▶ _Extracted data_:
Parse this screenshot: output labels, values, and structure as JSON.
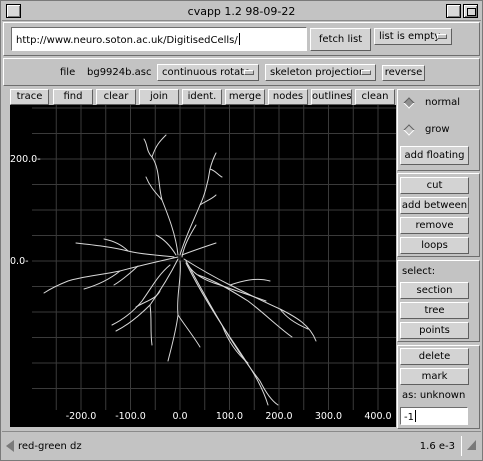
{
  "window": {
    "title": "cvapp 1.2  98-09-22"
  },
  "toolbar": {
    "url_value": "http://www.neuro.soton.ac.uk/DigitisedCells/",
    "fetch_label": "fetch list",
    "list_menu": "list is empty"
  },
  "file_row": {
    "file_label": "file",
    "file_name": "bg9924b.asc",
    "rotate_menu": "continuous rotate",
    "projection_menu": "skeleton projection",
    "reverse_label": "reverse"
  },
  "tools": {
    "trace": "trace",
    "find": "find",
    "clear": "clear",
    "join": "join",
    "ident": "ident.",
    "merge": "merge",
    "nodes": "nodes",
    "outlines": "outlines",
    "clean": "clean"
  },
  "side": {
    "mode_normal": "normal",
    "mode_grow": "grow",
    "selected_mode": "normal",
    "add_floating": "add floating",
    "cut": "cut",
    "add_between": "add between",
    "remove": "remove",
    "loops": "loops",
    "select_label": "select:",
    "section": "section",
    "tree": "tree",
    "points": "points",
    "delete": "delete",
    "mark": "mark",
    "as_label": "as: unknown",
    "number_value": "-1"
  },
  "status": {
    "left": "red-green dz",
    "right": "1.6 e-3"
  },
  "chart_data": {
    "type": "line",
    "y_tick_labels": [
      "200.0-",
      "0.0-"
    ],
    "x_tick_labels": [
      "-200.0",
      "-100.0",
      "0.0",
      "100.0",
      "200.0",
      "300.0",
      "400.0"
    ],
    "y_ticks": [
      200,
      0
    ],
    "x_ticks": [
      -200,
      -100,
      0,
      100,
      200,
      300,
      400
    ],
    "grid": true,
    "colors": {
      "background": "#000000",
      "grid": "#3a3a3a",
      "trace": "#d8d8d8",
      "labels": "#ffffff"
    }
  }
}
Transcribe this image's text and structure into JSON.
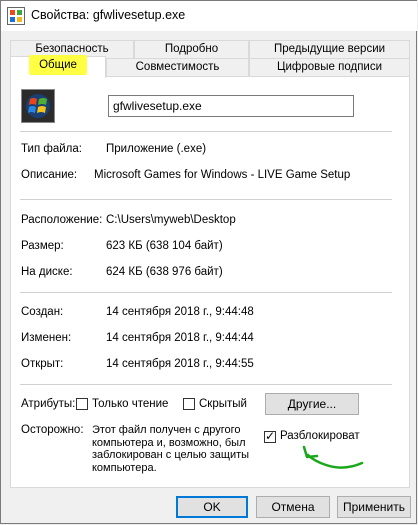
{
  "window": {
    "title": "Свойства: gfwlivesetup.exe"
  },
  "tabs": {
    "row1": [
      "Безопасность",
      "Подробно",
      "Предыдущие версии"
    ],
    "row2": [
      "Общие",
      "Совместимость",
      "Цифровые подписи"
    ]
  },
  "general": {
    "filename": "gfwlivesetup.exe",
    "type_label": "Тип файла:",
    "type_value": "Приложение (.exe)",
    "desc_label": "Описание:",
    "desc_value": "Microsoft Games for Windows - LIVE Game Setup",
    "location_label": "Расположение:",
    "location_value": "C:\\Users\\myweb\\Desktop",
    "size_label": "Размер:",
    "size_value": "623 КБ (638 104 байт)",
    "disk_label": "На диске:",
    "disk_value": "624 КБ (638 976 байт)",
    "created_label": "Создан:",
    "created_value": "14 сентября 2018 г., 9:44:48",
    "modified_label": "Изменен:",
    "modified_value": "14 сентября 2018 г., 9:44:44",
    "opened_label": "Открыт:",
    "opened_value": "14 сентября 2018 г., 9:44:55",
    "attributes_label": "Атрибуты:",
    "readonly_label": "Только чтение",
    "hidden_label": "Скрытый",
    "other_button": "Другие...",
    "caution_label": "Осторожно:",
    "caution_text": "Этот файл получен с другого компьютера и, возможно, был заблокирован с целью защиты компьютера.",
    "unblock_label": "Разблокировать",
    "unblock_checked": true,
    "readonly_checked": false,
    "hidden_checked": false
  },
  "buttons": {
    "ok": "OK",
    "cancel": "Отмена",
    "apply": "Применить"
  },
  "colors": {
    "highlight": "#ffff44",
    "annotation": "#1aa81a",
    "default_border": "#0078d7"
  }
}
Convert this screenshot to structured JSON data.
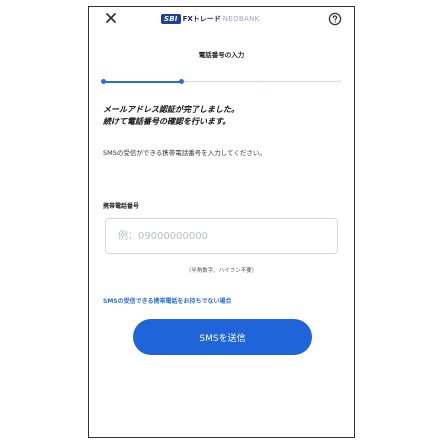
{
  "header": {
    "brand_logo": "SBI",
    "brand_name": "FXトレード",
    "brand_sub": "NEOBANK",
    "close_icon": "close-icon",
    "help_icon": "help-circle-icon"
  },
  "page": {
    "title": "電話番号の入力"
  },
  "stepper": {
    "total_steps": 4,
    "current_step": 2,
    "active_color": "#2a6fd6",
    "inactive_color": "#cfd8ea"
  },
  "message": {
    "line1": "メールアドレス認証が完了しました。",
    "line2": "続けて電話番号の確認を行います。"
  },
  "description": "SMSの受信ができる携帯電話番号を入力してください。",
  "form": {
    "label": "携帯電話番号",
    "placeholder": "例：09000000000",
    "value": "",
    "hint": "（半角数字、ハイフン不要）"
  },
  "links": {
    "sms_help": "SMSの受信できる携帯電話をお持ちでない場合"
  },
  "actions": {
    "send_sms": "SMSを送信"
  },
  "colors": {
    "primary": "#1f64d8",
    "brand": "#1f3f9a"
  }
}
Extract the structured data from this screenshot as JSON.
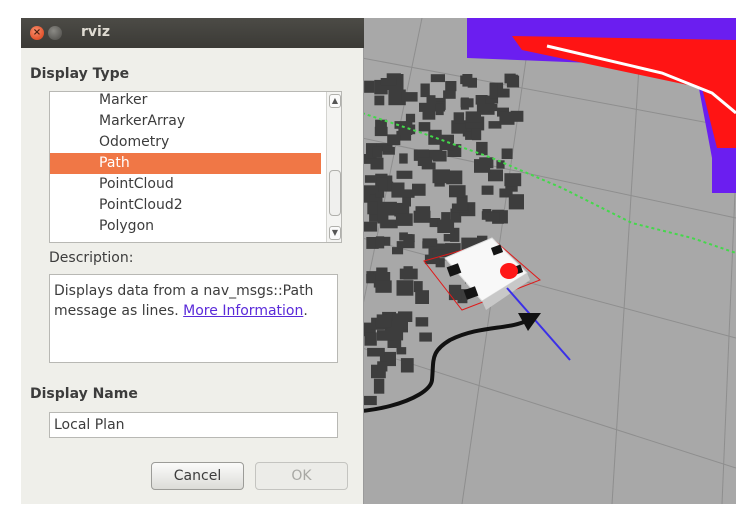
{
  "window": {
    "title": "rviz",
    "close_icon": "close-icon",
    "minimize_icon": "minimize-icon"
  },
  "display_type": {
    "label": "Display Type",
    "items": [
      "Marker",
      "MarkerArray",
      "Odometry",
      "Path",
      "PointCloud",
      "PointCloud2",
      "Polygon"
    ],
    "selected": "Path"
  },
  "description": {
    "label": "Description:",
    "text": "Displays data from a nav_msgs::Path message as lines.",
    "link": "More Information",
    "end": "."
  },
  "display_name": {
    "label": "Display Name",
    "value": "Local Plan"
  },
  "buttons": {
    "cancel": "Cancel",
    "ok": "OK"
  },
  "colors": {
    "selection": "#f07746",
    "link": "#5a2ad9",
    "costmap_purple": "#6b1ef0",
    "costmap_red": "#ff1414",
    "path_green": "#43d84a",
    "heading_blue": "#3b30e8"
  }
}
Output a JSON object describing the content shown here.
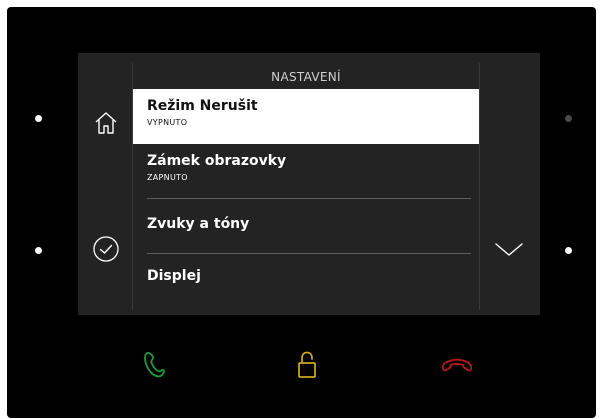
{
  "screen": {
    "title": "NASTAVENÍ"
  },
  "left_icons": [
    {
      "icon": "home-icon"
    },
    {
      "icon": "check-circle-icon"
    }
  ],
  "right_icons": [
    {
      "icon": "chevron-down-icon"
    }
  ],
  "menu": [
    {
      "label": "Režim Nerušit",
      "status": "VYPNUTO",
      "selected": true
    },
    {
      "label": "Zámek obrazovky",
      "status": "ZAPNUTO",
      "selected": false
    },
    {
      "label": "Zvuky a tóny",
      "status": "",
      "selected": false
    },
    {
      "label": "Displej",
      "status": "",
      "selected": false
    }
  ],
  "hardware_buttons": [
    {
      "icon": "phone-answer-icon",
      "color": "#1f9a3a"
    },
    {
      "icon": "unlock-icon",
      "color": "#c9a51e"
    },
    {
      "icon": "phone-hangup-icon",
      "color": "#b31b1b"
    }
  ],
  "colors": {
    "device": "#000000",
    "screen": "#232323",
    "selected_row": "#ffffff",
    "indicator_on": "#ffffff",
    "indicator_off": "#4a4a4a"
  }
}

▶ _Short exercise_: Locate and copy each line in the data above that includes the word "from".

▶ _The answer_:
Extract the structured data from this screenshot as JSON.
    "text": "Displays data from a nav_msgs::Path message as lines.",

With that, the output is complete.